STATED GOAL:
Please repeat all of the listing exactly.

RAW RECORDS:
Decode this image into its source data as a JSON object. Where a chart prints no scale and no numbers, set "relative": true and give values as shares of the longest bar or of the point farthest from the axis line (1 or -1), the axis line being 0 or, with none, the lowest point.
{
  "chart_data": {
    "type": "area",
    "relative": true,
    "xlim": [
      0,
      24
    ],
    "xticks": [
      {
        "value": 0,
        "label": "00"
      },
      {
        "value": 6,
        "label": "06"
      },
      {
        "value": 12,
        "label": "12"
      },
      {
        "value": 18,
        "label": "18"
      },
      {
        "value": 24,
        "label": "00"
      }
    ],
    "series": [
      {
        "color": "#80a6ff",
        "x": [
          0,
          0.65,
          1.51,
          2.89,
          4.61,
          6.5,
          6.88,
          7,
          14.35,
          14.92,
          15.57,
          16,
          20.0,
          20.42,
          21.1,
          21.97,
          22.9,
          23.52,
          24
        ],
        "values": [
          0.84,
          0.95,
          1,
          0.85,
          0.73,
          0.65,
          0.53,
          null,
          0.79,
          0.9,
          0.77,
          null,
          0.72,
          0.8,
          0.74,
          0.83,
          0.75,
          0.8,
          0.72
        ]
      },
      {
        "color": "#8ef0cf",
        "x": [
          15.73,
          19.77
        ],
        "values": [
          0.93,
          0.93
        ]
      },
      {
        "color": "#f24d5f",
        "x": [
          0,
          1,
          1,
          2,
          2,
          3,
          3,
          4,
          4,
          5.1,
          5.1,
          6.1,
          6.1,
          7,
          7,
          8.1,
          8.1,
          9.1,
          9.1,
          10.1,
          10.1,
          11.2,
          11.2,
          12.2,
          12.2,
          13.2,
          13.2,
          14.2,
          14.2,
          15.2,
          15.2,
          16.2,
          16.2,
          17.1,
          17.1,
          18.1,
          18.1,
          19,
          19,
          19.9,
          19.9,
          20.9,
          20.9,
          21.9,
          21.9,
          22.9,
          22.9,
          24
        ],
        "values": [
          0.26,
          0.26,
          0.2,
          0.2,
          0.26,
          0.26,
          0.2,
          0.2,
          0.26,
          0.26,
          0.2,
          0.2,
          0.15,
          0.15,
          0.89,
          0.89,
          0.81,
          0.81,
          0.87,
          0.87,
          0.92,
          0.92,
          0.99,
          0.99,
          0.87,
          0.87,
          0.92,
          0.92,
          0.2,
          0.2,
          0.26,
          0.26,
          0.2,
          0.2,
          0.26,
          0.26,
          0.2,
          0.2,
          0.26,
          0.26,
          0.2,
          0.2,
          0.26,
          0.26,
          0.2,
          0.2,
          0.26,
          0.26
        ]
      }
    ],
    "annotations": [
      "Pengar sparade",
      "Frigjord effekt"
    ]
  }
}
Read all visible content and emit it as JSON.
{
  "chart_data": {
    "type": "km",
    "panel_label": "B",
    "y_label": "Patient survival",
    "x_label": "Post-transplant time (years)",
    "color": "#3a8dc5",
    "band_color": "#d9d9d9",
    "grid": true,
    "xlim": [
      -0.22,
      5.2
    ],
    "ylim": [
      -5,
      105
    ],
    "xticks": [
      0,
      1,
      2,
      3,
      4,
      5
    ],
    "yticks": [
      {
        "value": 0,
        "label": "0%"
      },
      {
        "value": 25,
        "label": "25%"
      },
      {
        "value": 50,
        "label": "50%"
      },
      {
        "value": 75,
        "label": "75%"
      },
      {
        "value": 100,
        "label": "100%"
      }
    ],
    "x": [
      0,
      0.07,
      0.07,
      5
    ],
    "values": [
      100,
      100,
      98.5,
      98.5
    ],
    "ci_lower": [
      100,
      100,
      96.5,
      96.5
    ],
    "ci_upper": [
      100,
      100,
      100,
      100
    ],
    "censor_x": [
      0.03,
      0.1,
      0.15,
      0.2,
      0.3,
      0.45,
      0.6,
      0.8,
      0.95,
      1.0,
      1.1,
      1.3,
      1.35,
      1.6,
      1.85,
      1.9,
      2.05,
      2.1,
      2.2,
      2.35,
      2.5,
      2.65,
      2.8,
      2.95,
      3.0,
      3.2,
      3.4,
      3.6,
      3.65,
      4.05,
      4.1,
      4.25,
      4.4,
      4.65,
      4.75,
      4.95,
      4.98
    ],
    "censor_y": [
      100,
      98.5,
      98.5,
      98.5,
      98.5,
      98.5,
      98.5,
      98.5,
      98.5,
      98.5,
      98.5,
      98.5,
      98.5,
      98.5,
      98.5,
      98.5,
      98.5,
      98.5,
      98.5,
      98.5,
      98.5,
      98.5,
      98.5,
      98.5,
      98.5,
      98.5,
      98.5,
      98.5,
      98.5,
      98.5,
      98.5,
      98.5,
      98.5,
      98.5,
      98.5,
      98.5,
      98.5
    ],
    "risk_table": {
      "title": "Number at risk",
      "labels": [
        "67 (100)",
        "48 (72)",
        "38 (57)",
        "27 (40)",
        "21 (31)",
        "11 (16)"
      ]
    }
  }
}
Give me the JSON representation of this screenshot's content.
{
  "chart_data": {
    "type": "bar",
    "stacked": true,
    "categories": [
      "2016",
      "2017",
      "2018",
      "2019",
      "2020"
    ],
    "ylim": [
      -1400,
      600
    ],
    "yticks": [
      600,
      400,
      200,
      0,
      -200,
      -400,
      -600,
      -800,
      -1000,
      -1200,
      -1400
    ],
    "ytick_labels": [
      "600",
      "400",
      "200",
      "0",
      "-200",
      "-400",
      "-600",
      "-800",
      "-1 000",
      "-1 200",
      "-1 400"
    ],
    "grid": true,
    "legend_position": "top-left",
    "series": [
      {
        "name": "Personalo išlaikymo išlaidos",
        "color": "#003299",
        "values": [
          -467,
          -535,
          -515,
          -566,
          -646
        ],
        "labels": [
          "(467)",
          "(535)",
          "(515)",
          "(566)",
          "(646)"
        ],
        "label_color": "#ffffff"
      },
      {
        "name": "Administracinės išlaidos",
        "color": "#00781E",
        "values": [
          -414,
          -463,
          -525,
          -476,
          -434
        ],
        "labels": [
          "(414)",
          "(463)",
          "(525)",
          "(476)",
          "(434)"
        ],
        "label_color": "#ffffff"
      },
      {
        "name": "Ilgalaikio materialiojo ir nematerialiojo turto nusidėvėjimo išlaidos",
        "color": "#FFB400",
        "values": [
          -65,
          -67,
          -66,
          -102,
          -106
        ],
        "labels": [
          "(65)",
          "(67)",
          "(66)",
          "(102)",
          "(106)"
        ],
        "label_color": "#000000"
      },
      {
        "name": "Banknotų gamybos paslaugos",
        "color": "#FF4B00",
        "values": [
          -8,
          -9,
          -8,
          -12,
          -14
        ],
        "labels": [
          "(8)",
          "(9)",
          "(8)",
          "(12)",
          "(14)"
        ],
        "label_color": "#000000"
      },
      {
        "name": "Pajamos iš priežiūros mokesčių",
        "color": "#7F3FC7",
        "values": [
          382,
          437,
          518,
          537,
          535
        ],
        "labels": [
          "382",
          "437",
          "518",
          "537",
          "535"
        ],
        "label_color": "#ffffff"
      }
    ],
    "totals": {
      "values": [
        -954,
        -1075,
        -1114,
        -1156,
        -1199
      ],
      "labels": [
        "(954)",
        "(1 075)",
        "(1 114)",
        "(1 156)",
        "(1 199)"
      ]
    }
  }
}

COMPLETE ANSWER:
Decode this image into its source data as a JSON object. Where a chart prints no scale and no numbers, set "relative": true and give values as shares of the longest bar or of the point farthest from the axis line (1 or -1), the axis line being 0 or, with none, the lowest point.
{
  "chart_data": {
    "type": "area",
    "relative": true,
    "xlim": [
      0,
      24
    ],
    "xticks": [
      {
        "value": 0,
        "label": "00"
      },
      {
        "value": 6,
        "label": "06"
      },
      {
        "value": 12,
        "label": "12"
      },
      {
        "value": 18,
        "label": "18"
      },
      {
        "value": 24,
        "label": "00"
      }
    ],
    "series": [
      {
        "color": "#80a6ff",
        "x": [
          0,
          0.65,
          1.51,
          2.89,
          4.61,
          6.5,
          6.88,
          7,
          14.35,
          14.92,
          15.57,
          16,
          20.0,
          20.42,
          21.1,
          21.97,
          22.9,
          23.52,
          24
        ],
        "values": [
          0.84,
          0.95,
          1,
          0.85,
          0.73,
          0.65,
          0.53,
          null,
          0.79,
          0.9,
          0.77,
          null,
          0.72,
          0.8,
          0.74,
          0.83,
          0.75,
          0.8,
          0.72
        ]
      },
      {
        "color": "#8ef0cf",
        "x": [
          15.73,
          19.77
        ],
        "values": [
          0.93,
          0.93
        ]
      },
      {
        "color": "#f24d5f",
        "x": [
          0,
          1,
          1,
          2,
          2,
          3,
          3,
          4,
          4,
          5.1,
          5.1,
          6.1,
          6.1,
          7,
          7,
          8.1,
          8.1,
          9.1,
          9.1,
          10.1,
          10.1,
          11.2,
          11.2,
          12.2,
          12.2,
          13.2,
          13.2,
          14.2,
          14.2,
          15.2,
          15.2,
          16.2,
          16.2,
          17.1,
          17.1,
          18.1,
          18.1,
          19,
          19,
          19.9,
          19.9,
          20.9,
          20.9,
          21.9,
          21.9,
          22.9,
          22.9,
          24
        ],
        "values": [
          0.26,
          0.26,
          0.2,
          0.2,
          0.26,
          0.26,
          0.2,
          0.2,
          0.26,
          0.26,
          0.2,
          0.2,
          0.15,
          0.15,
          0.89,
          0.89,
          0.81,
          0.81,
          0.87,
          0.87,
          0.92,
          0.92,
          0.99,
          0.99,
          0.87,
          0.87,
          0.92,
          0.92,
          0.2,
          0.2,
          0.26,
          0.26,
          0.2,
          0.2,
          0.26,
          0.26,
          0.2,
          0.2,
          0.26,
          0.26,
          0.2,
          0.2,
          0.26,
          0.26,
          0.2,
          0.2,
          0.26,
          0.26
        ]
      }
    ],
    "annotations": [
      "Pengar sparade",
      "Frigjord effekt"
    ]
  }
}
Read all visible content and emit it as JSON.
{
  "chart_data": {
    "type": "km",
    "panel_label": "B",
    "y_label": "Patient survival",
    "x_label": "Post-transplant time (years)",
    "color": "#3a8dc5",
    "band_color": "#d9d9d9",
    "grid": true,
    "xlim": [
      -0.22,
      5.2
    ],
    "ylim": [
      -5,
      105
    ],
    "xticks": [
      0,
      1,
      2,
      3,
      4,
      5
    ],
    "yticks": [
      {
        "value": 0,
        "label": "0%"
      },
      {
        "value": 25,
        "label": "25%"
      },
      {
        "value": 50,
        "label": "50%"
      },
      {
        "value": 75,
        "label": "75%"
      },
      {
        "value": 100,
        "label": "100%"
      }
    ],
    "x": [
      0,
      0.07,
      0.07,
      5
    ],
    "values": [
      100,
      100,
      98.5,
      98.5
    ],
    "ci_lower": [
      100,
      100,
      96.5,
      96.5
    ],
    "ci_upper": [
      100,
      100,
      100,
      100
    ],
    "censor_x": [
      0.03,
      0.1,
      0.15,
      0.2,
      0.3,
      0.45,
      0.6,
      0.8,
      0.95,
      1.0,
      1.1,
      1.3,
      1.35,
      1.6,
      1.85,
      1.9,
      2.05,
      2.1,
      2.2,
      2.35,
      2.5,
      2.65,
      2.8,
      2.95,
      3.0,
      3.2,
      3.4,
      3.6,
      3.65,
      4.05,
      4.1,
      4.25,
      4.4,
      4.65,
      4.75,
      4.95,
      4.98
    ],
    "censor_y": [
      100,
      98.5,
      98.5,
      98.5,
      98.5,
      98.5,
      98.5,
      98.5,
      98.5,
      98.5,
      98.5,
      98.5,
      98.5,
      98.5,
      98.5,
      98.5,
      98.5,
      98.5,
      98.5,
      98.5,
      98.5,
      98.5,
      98.5,
      98.5,
      98.5,
      98.5,
      98.5,
      98.5,
      98.5,
      98.5,
      98.5,
      98.5,
      98.5,
      98.5,
      98.5,
      98.5,
      98.5
    ],
    "risk_table": {
      "title": "Number at risk",
      "labels": [
        "67 (100)",
        "48 (72)",
        "38 (57)",
        "27 (40)",
        "21 (31)",
        "11 (16)"
      ]
    }
  }
}
Give me the JSON representation of this screenshot's content.
{
  "chart_data": {
    "type": "bar",
    "stacked": true,
    "categories": [
      "2016",
      "2017",
      "2018",
      "2019",
      "2020"
    ],
    "ylim": [
      -1400,
      600
    ],
    "yticks": [
      600,
      400,
      200,
      0,
      -200,
      -400,
      -600,
      -800,
      -1000,
      -1200,
      -1400
    ],
    "ytick_labels": [
      "600",
      "400",
      "200",
      "0",
      "-200",
      "-400",
      "-600",
      "-800",
      "-1 000",
      "-1 200",
      "-1 400"
    ],
    "grid": true,
    "legend_position": "top-left",
    "series": [
      {
        "name": "Personalo išlaikymo išlaidos",
        "color": "#003299",
        "values": [
          -467,
          -535,
          -515,
          -566,
          -646
        ],
        "labels": [
          "(467)",
          "(535)",
          "(515)",
          "(566)",
          "(646)"
        ],
        "label_color": "#ffffff"
      },
      {
        "name": "Administracinės išlaidos",
        "color": "#00781E",
        "values": [
          -414,
          -463,
          -525,
          -476,
          -434
        ],
        "labels": [
          "(414)",
          "(463)",
          "(525)",
          "(476)",
          "(434)"
        ],
        "label_color": "#ffffff"
      },
      {
        "name": "Ilgalaikio materialiojo ir nematerialiojo turto nusidėvėjimo išlaidos",
        "color": "#FFB400",
        "values": [
          -65,
          -67,
          -66,
          -102,
          -106
        ],
        "labels": [
          "(65)",
          "(67)",
          "(66)",
          "(102)",
          "(106)"
        ],
        "label_color": "#000000"
      },
      {
        "name": "Banknotų gamybos paslaugos",
        "color": "#FF4B00",
        "values": [
          -8,
          -9,
          -8,
          -12,
          -14
        ],
        "labels": [
          "(8)",
          "(9)",
          "(8)",
          "(12)",
          "(14)"
        ],
        "label_color": "#000000"
      },
      {
        "name": "Pajamos iš priežiūros mokesčių",
        "color": "#7F3FC7",
        "values": [
          382,
          437,
          518,
          537,
          535
        ],
        "labels": [
          "382",
          "437",
          "518",
          "537",
          "535"
        ],
        "label_color": "#ffffff"
      }
    ],
    "totals": {
      "values": [
        -954,
        -1075,
        -1114,
        -1156,
        -1199
      ],
      "labels": [
        "(954)",
        "(1 075)",
        "(1 114)",
        "(1 156)",
        "(1 199)"
      ]
    }
  }
}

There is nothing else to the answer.